Extracted data entries
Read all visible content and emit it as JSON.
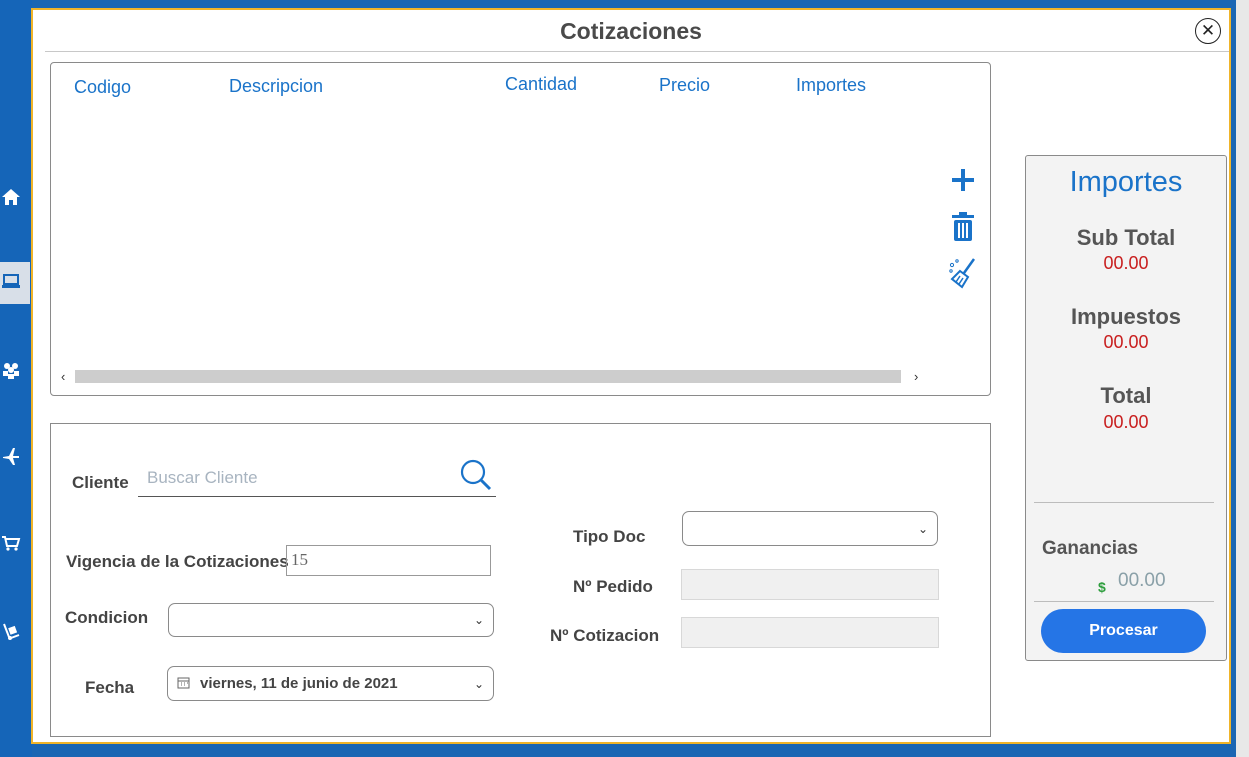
{
  "dialog": {
    "title": "Cotizaciones"
  },
  "grid": {
    "columns": [
      "Codigo",
      "Descripcion",
      "Cantidad",
      "Precio",
      "Importes"
    ]
  },
  "form": {
    "cliente_label": "Cliente",
    "cliente_placeholder": "Buscar Cliente",
    "vigencia_label": "Vigencia de la Cotizaciones",
    "vigencia_value": "15",
    "condicion_label": "Condicion",
    "condicion_value": "",
    "fecha_label": "Fecha",
    "fecha_value": "viernes, 11 de junio de 2021",
    "tipo_doc_label": "Tipo Doc",
    "tipo_doc_value": "",
    "pedido_label": "Nº Pedido",
    "pedido_value": "",
    "cotizacion_label": "Nº Cotizacion",
    "cotizacion_value": ""
  },
  "importes": {
    "title": "Importes",
    "subtotal_label": "Sub Total",
    "subtotal_value": "00.00",
    "impuestos_label": "Impuestos",
    "impuestos_value": "00.00",
    "total_label": "Total",
    "total_value": "00.00",
    "ganancias_label": "Ganancias",
    "ganancias_currency": "$",
    "ganancias_value": "00.00",
    "procesar_label": "Procesar"
  },
  "colors": {
    "accent": "#1a73c9",
    "button": "#2575e6",
    "amount": "#c81e1e",
    "dialog_border": "#f0b429",
    "sidebar": "#1565b8"
  },
  "icons": [
    "home-icon",
    "laptop-icon",
    "users-icon",
    "plane-icon",
    "cart-icon",
    "dolly-icon",
    "close-icon",
    "plus-icon",
    "trash-icon",
    "broom-icon",
    "search-icon",
    "chevron-down-icon",
    "calendar-icon"
  ]
}
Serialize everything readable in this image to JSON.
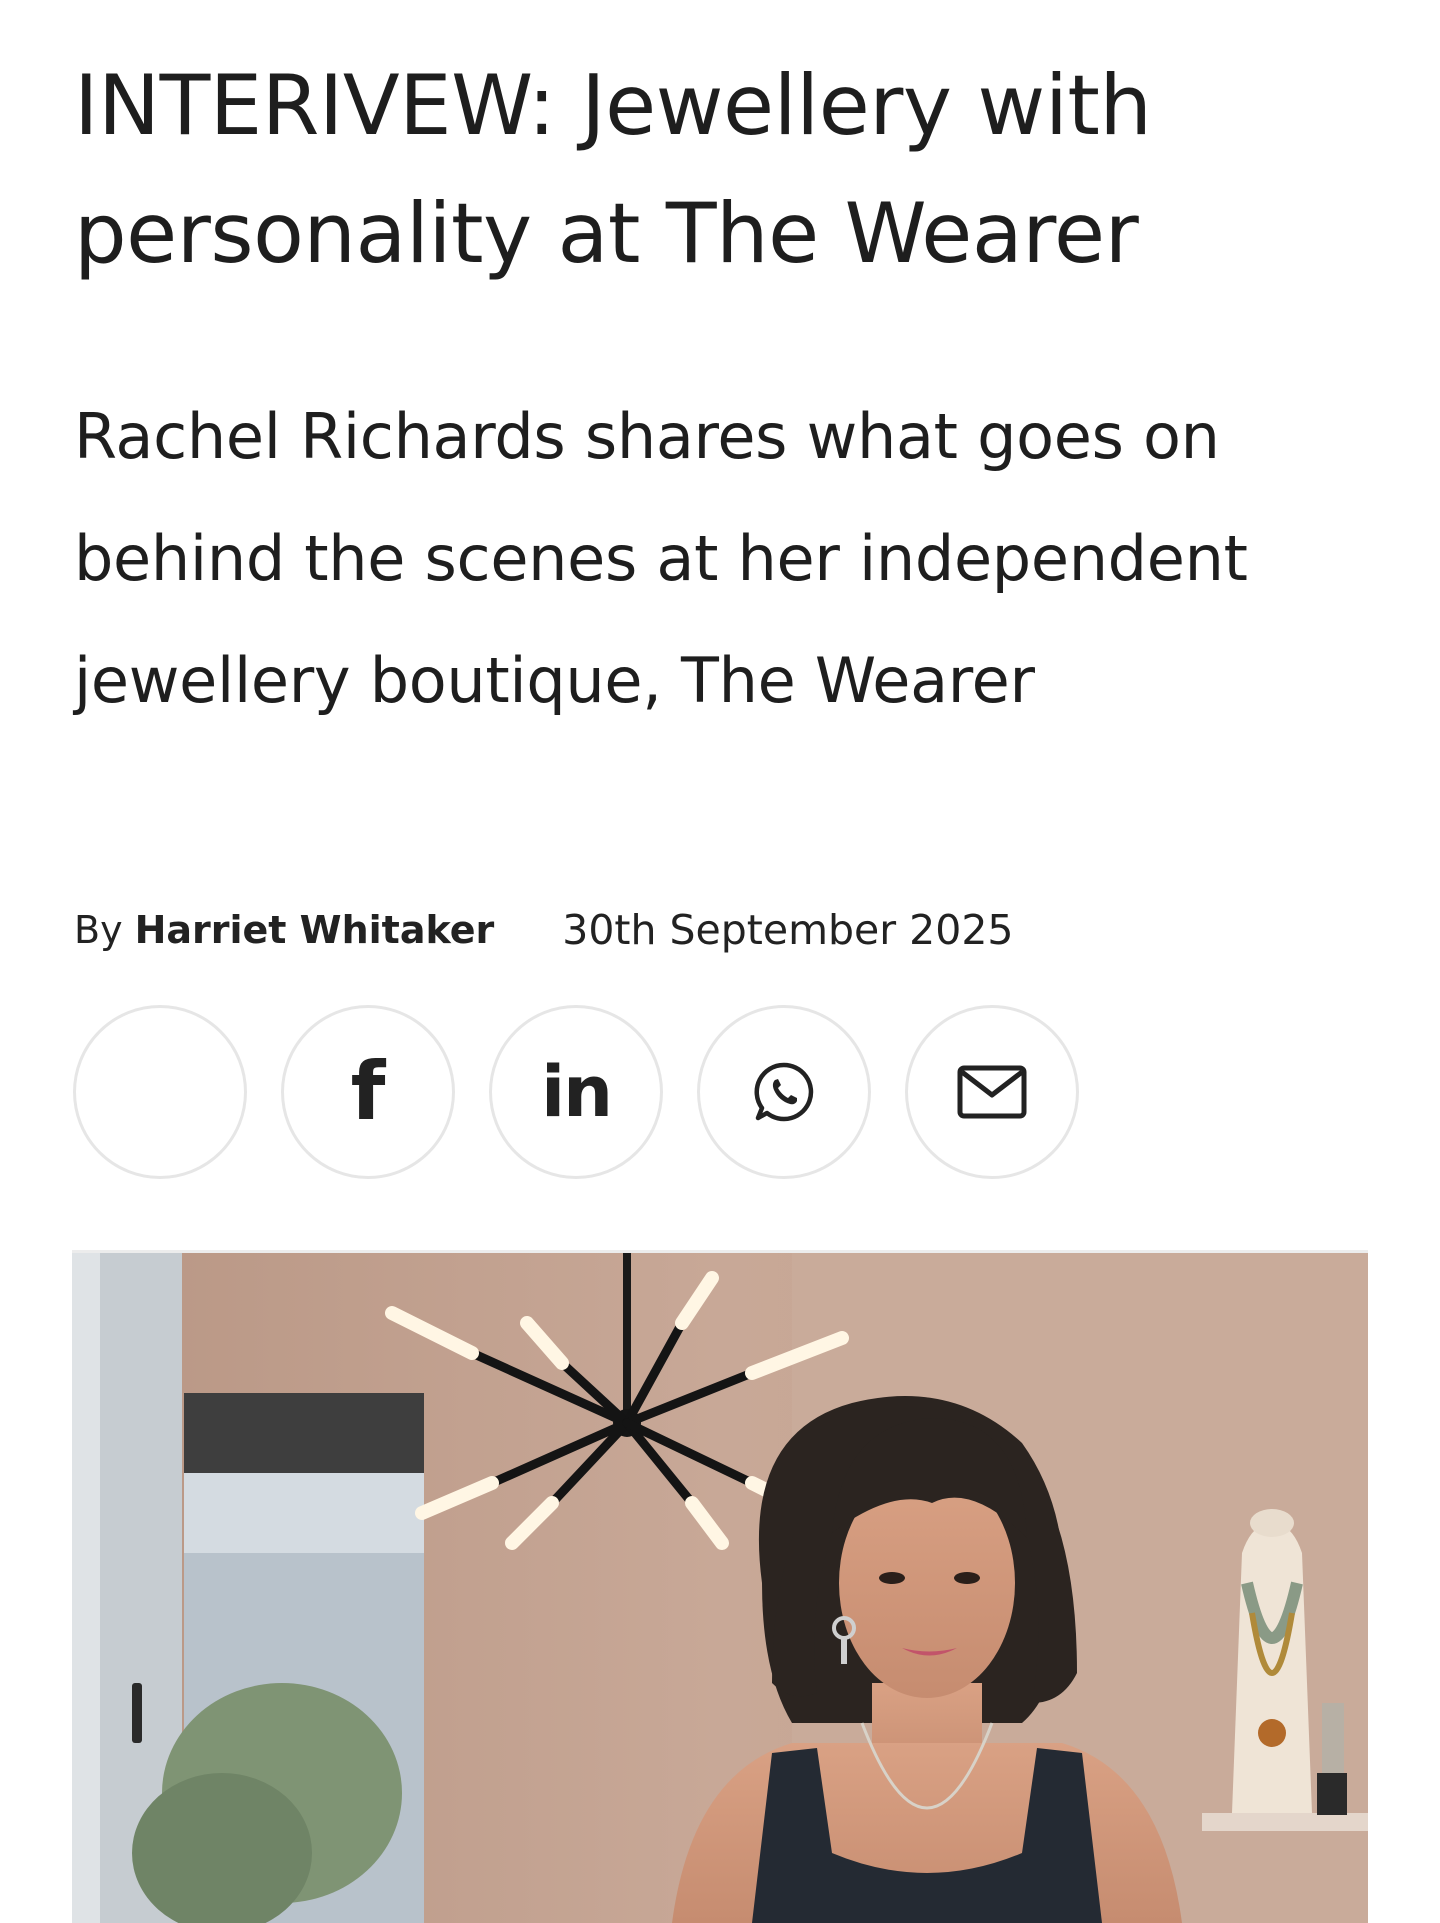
{
  "article": {
    "headline": "INTERIVEW: Jewellery with personality at The Wearer",
    "standfirst": "Rachel Richards shares what goes on behind the scenes at her independent jewellery boutique, The Wearer",
    "byline": {
      "prefix": "By",
      "author": "Harriet Whitaker",
      "date": "30th September 2025"
    }
  },
  "share": {
    "buttons": [
      {
        "name": "blank",
        "icon": "share-icon"
      },
      {
        "name": "facebook",
        "icon": "facebook-icon",
        "glyph": "f"
      },
      {
        "name": "linkedin",
        "icon": "linkedin-icon",
        "glyph": "in"
      },
      {
        "name": "whatsapp",
        "icon": "whatsapp-icon"
      },
      {
        "name": "email",
        "icon": "mail-icon"
      }
    ]
  },
  "colors": {
    "text": "#1e1e1e",
    "button_border": "#e6e6e6",
    "wall": "#c4a290"
  }
}
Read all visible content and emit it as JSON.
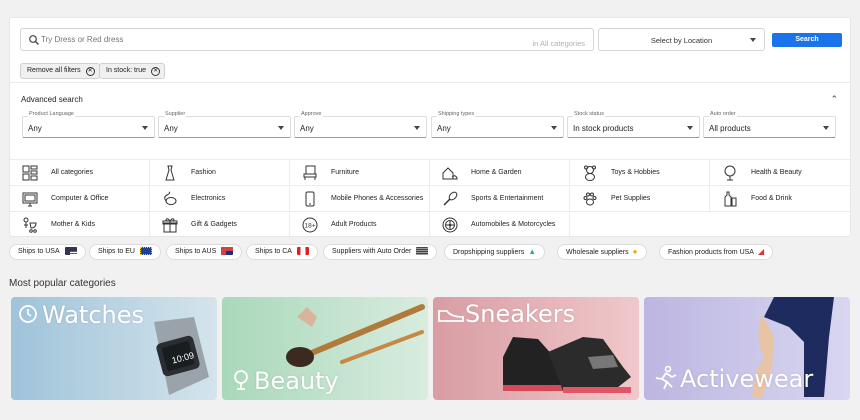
{
  "search": {
    "placeholder": "Try Dress or Red dress",
    "scope": "in All categories",
    "location_placeholder": "Select by Location",
    "button_label": "Search"
  },
  "active_filters": {
    "remove_all_label": "Remove all filters",
    "chips": [
      "In stock: true"
    ]
  },
  "advanced_search": {
    "title": "Advanced search",
    "filters": [
      {
        "label": "Product Language",
        "value": "Any"
      },
      {
        "label": "Supplier",
        "value": "Any"
      },
      {
        "label": "Approve",
        "value": "Any"
      },
      {
        "label": "Shipping types",
        "value": "Any"
      },
      {
        "label": "Stock status",
        "value": "In stock products"
      },
      {
        "label": "Auto order",
        "value": "All products"
      }
    ]
  },
  "categories": [
    {
      "name": "All categories",
      "icon": "grid-icon"
    },
    {
      "name": "Fashion",
      "icon": "dress-icon"
    },
    {
      "name": "Furniture",
      "icon": "chair-icon"
    },
    {
      "name": "Home & Garden",
      "icon": "house-icon"
    },
    {
      "name": "Toys & Hobbies",
      "icon": "teddy-bear-icon"
    },
    {
      "name": "Health & Beauty",
      "icon": "mirror-icon"
    },
    {
      "name": "Computer & Office",
      "icon": "monitor-icon"
    },
    {
      "name": "Electronics",
      "icon": "mouse-icon"
    },
    {
      "name": "Mobile Phones & Accessories",
      "icon": "phone-icon"
    },
    {
      "name": "Sports & Entertainment",
      "icon": "racket-icon"
    },
    {
      "name": "Pet Supplies",
      "icon": "paw-icon"
    },
    {
      "name": "Food & Drink",
      "icon": "bottle-icon"
    },
    {
      "name": "Mother & Kids",
      "icon": "stroller-icon"
    },
    {
      "name": "Gift & Gadgets",
      "icon": "gift-icon"
    },
    {
      "name": "Adult Products",
      "icon": "eighteen-plus-icon"
    },
    {
      "name": "Automobiles & Motorcycles",
      "icon": "wheel-icon"
    }
  ],
  "quick_filters": [
    {
      "label": "Ships to USA",
      "icon": "usa-flag-icon"
    },
    {
      "label": "Ships to EU",
      "icon": "eu-flag-icon"
    },
    {
      "label": "Ships to AUS",
      "icon": "australia-flag-icon"
    },
    {
      "label": "Ships to CA",
      "icon": "canada-flag-icon"
    },
    {
      "label": "Suppliers with Auto Order",
      "icon": "auto-order-icon"
    },
    {
      "label": "Dropshipping suppliers",
      "icon": "dropship-icon"
    },
    {
      "label": "Wholesale suppliers",
      "icon": "wholesale-icon"
    },
    {
      "label": "Fashion products from USA",
      "icon": "shoe-icon"
    }
  ],
  "popular": {
    "title": "Most popular categories",
    "cards": [
      {
        "label": "Watches",
        "icon": "watch-icon"
      },
      {
        "label": "Beauty",
        "icon": "mirror-icon"
      },
      {
        "label": "Sneakers",
        "icon": "sneaker-icon"
      },
      {
        "label": "Activewear",
        "icon": "runner-icon"
      }
    ]
  },
  "colors": {
    "accent": "#1a73e8",
    "watches_bg": "#a9c8da",
    "beauty_bg": "#b7dcc4",
    "sneakers_bg": "#e2a4a8",
    "activewear_bg": "#c4c0e6"
  }
}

Task brief: Copy every line from the records above that contains the word "flag".

Correct output:
      "icon": "usa-flag-icon"
      "icon": "eu-flag-icon"
      "icon": "australia-flag-icon"
      "icon": "canada-flag-icon"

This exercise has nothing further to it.